Stated task:
Select all lines in the records that include "heading".

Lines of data

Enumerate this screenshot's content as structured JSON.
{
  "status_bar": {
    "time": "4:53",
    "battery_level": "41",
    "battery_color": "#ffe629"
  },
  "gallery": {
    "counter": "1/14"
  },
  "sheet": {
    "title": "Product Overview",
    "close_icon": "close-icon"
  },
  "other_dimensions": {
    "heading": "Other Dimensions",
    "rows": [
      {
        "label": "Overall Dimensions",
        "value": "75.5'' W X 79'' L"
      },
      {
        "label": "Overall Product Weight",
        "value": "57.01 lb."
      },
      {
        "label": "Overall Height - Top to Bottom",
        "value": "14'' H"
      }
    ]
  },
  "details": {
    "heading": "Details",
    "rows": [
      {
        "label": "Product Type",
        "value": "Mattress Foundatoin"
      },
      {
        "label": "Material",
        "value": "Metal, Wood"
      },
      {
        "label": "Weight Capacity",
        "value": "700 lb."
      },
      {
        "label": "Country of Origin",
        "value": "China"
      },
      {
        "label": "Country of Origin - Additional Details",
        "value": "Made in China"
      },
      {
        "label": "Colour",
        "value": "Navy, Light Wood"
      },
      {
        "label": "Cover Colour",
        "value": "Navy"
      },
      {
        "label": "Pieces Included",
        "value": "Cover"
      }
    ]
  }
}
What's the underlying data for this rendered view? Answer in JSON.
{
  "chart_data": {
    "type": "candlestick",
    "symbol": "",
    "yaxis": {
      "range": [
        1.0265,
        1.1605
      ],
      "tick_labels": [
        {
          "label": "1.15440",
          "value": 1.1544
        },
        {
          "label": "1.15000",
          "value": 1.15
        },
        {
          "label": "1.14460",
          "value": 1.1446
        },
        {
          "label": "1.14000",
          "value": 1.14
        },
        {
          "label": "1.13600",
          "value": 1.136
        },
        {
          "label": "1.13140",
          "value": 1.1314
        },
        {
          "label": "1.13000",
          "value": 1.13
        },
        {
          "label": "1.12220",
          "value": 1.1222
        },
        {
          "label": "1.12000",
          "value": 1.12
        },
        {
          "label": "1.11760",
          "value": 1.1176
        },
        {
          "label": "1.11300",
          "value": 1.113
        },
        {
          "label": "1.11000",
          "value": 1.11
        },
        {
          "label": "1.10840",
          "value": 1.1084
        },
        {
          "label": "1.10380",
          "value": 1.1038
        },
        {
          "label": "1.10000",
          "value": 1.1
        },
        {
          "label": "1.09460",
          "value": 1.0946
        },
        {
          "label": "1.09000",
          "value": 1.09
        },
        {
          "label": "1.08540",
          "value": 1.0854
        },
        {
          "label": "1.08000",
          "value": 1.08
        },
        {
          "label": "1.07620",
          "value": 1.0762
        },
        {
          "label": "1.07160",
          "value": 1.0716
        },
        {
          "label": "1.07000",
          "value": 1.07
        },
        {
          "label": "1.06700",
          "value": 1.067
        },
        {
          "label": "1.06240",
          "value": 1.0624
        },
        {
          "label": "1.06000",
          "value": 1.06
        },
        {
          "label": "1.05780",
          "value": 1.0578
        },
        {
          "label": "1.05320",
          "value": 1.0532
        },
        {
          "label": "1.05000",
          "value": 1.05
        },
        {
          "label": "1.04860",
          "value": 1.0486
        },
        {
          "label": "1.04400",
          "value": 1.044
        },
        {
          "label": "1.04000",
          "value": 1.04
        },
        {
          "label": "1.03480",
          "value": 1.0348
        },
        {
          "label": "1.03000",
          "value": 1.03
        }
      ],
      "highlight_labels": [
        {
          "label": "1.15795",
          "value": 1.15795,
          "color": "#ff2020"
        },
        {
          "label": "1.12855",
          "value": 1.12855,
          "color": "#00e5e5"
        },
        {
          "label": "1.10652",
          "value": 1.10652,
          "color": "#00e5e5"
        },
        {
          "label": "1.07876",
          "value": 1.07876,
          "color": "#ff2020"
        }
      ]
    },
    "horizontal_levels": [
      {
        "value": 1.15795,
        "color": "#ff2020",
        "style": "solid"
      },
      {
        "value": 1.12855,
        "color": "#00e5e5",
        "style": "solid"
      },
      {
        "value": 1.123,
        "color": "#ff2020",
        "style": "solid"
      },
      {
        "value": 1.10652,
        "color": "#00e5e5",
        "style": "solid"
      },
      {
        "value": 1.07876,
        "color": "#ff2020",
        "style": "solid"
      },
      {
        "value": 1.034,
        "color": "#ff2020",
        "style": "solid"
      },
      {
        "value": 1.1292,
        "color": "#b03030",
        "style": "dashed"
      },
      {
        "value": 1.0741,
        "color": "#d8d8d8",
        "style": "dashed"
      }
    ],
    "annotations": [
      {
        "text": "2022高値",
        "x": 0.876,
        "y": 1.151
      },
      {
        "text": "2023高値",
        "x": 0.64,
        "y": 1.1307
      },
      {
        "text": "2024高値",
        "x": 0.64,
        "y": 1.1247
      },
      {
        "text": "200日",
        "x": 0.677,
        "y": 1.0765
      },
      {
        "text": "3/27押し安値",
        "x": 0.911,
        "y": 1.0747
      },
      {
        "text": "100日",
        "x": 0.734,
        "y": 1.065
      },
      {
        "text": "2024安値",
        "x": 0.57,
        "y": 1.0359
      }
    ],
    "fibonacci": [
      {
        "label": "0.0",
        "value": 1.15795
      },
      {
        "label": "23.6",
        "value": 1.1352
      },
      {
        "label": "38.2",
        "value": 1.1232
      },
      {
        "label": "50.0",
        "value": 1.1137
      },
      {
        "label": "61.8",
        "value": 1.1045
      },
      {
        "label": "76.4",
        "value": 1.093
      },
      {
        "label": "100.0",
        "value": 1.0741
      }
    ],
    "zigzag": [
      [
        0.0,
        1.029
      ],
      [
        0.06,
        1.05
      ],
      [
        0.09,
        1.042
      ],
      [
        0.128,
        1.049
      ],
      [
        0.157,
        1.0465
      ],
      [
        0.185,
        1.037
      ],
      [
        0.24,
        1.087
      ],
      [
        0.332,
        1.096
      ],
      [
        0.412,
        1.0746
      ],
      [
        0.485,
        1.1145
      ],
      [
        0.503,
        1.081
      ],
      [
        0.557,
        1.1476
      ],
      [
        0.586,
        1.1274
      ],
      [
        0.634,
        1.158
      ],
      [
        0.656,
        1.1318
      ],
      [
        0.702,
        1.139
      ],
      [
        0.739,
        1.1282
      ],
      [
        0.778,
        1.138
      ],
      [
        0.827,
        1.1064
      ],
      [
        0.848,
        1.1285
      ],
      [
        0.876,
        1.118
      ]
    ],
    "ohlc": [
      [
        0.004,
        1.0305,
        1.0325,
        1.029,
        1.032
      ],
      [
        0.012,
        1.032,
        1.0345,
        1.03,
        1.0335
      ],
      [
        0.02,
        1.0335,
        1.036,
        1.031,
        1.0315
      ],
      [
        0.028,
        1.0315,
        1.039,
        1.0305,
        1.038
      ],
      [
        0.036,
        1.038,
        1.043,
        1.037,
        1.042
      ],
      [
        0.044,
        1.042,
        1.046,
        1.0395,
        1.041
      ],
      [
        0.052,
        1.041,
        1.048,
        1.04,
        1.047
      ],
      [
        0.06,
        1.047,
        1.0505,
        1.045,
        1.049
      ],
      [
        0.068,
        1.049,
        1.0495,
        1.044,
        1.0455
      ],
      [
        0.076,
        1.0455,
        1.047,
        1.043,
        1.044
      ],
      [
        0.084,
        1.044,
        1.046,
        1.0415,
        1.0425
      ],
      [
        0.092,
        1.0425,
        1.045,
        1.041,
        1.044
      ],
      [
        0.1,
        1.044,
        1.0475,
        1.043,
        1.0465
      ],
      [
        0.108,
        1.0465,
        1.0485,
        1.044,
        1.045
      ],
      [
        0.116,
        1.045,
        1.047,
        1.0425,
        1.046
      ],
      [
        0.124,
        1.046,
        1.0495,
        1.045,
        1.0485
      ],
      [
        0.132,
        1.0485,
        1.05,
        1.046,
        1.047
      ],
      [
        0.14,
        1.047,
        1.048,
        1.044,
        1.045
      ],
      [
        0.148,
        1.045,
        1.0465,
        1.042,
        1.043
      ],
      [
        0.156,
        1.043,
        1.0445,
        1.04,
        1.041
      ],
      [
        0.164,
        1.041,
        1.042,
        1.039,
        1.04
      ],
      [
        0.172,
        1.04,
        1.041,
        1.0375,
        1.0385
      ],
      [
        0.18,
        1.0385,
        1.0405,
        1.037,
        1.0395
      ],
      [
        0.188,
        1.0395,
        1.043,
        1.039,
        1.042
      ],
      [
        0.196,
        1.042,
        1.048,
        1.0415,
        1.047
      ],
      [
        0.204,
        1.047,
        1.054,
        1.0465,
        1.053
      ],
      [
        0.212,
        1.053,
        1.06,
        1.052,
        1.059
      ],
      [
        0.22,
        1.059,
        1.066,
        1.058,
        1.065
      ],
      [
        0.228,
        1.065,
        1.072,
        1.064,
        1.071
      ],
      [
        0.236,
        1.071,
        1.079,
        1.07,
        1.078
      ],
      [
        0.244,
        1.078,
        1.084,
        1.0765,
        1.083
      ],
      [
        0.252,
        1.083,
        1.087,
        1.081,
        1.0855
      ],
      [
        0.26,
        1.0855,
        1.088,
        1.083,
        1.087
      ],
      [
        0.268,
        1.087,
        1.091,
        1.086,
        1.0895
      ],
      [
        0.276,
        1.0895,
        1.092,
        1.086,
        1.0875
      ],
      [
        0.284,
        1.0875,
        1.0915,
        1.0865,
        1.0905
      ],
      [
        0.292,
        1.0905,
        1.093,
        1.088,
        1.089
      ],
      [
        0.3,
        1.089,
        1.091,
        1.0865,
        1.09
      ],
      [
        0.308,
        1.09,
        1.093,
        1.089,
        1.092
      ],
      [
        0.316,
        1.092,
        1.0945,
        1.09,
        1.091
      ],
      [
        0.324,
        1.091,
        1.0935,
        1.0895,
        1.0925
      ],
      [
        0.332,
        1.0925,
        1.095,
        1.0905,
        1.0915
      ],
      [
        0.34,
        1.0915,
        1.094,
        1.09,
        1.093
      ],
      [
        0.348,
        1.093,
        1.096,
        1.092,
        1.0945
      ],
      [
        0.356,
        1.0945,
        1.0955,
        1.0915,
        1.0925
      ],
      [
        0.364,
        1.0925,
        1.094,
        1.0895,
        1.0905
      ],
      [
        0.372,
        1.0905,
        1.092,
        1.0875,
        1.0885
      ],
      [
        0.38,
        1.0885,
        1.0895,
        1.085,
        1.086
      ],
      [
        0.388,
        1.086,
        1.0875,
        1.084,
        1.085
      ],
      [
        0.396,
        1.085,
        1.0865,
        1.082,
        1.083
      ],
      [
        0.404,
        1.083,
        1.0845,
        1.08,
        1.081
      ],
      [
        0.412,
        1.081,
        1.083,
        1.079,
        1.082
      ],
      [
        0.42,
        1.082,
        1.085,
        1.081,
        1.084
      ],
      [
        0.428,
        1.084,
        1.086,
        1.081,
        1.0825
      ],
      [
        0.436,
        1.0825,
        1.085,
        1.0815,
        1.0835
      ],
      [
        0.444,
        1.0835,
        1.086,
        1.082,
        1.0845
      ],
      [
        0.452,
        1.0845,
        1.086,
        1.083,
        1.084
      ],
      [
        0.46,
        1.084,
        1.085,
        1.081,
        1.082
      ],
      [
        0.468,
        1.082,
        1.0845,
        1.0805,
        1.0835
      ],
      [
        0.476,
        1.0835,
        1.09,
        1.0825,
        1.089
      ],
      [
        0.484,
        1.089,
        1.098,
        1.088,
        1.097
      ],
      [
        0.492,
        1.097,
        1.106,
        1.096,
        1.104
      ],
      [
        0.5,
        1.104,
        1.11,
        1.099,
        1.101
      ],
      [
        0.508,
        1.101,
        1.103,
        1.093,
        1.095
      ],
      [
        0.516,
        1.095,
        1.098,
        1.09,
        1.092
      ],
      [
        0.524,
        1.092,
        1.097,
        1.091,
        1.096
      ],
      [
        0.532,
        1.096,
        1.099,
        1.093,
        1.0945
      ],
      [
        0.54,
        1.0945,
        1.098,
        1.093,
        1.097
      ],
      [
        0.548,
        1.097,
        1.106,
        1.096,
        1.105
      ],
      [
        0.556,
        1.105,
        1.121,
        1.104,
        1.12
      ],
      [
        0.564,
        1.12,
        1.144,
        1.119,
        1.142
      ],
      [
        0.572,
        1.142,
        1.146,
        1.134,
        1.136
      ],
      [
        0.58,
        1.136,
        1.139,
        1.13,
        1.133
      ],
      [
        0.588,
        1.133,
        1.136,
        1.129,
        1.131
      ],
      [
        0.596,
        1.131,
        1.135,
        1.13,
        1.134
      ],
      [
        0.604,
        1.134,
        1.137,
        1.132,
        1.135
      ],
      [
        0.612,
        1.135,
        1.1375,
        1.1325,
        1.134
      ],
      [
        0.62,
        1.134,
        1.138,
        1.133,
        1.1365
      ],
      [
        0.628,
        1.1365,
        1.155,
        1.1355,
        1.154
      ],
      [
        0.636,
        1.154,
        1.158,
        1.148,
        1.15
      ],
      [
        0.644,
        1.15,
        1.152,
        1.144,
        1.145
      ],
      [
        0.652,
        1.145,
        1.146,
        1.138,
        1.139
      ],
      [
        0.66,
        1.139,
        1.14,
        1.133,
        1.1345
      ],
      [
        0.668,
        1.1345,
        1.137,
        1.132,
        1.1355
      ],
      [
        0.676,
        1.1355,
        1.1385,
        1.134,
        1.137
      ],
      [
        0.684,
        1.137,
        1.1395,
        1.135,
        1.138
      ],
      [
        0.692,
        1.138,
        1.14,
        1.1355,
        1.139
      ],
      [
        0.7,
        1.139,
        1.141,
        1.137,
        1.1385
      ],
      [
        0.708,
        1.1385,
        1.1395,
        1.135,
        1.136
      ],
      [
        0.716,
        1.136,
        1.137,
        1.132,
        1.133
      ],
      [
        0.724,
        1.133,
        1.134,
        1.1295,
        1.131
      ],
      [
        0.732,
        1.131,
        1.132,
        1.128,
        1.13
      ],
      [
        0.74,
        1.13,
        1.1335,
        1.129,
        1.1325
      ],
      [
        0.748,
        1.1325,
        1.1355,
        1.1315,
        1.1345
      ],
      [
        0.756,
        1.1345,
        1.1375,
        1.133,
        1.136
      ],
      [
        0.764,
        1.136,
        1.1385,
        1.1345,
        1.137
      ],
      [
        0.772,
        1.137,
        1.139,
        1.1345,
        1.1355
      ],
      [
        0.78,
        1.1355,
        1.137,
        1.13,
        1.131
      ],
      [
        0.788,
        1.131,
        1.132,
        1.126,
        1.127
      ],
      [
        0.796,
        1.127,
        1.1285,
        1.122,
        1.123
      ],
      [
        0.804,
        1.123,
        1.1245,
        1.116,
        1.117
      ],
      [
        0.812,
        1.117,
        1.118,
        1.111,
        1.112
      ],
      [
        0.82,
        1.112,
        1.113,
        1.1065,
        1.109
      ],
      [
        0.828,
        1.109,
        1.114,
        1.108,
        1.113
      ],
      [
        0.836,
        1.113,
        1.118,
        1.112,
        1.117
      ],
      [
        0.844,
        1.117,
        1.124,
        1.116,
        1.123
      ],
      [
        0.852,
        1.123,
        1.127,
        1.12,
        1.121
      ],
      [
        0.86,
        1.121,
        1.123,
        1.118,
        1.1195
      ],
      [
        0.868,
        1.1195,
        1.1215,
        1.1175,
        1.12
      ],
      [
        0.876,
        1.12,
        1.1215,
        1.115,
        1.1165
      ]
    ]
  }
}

Result of this exercise:
    "heading": "Other Dimensions",
    "heading": "Details",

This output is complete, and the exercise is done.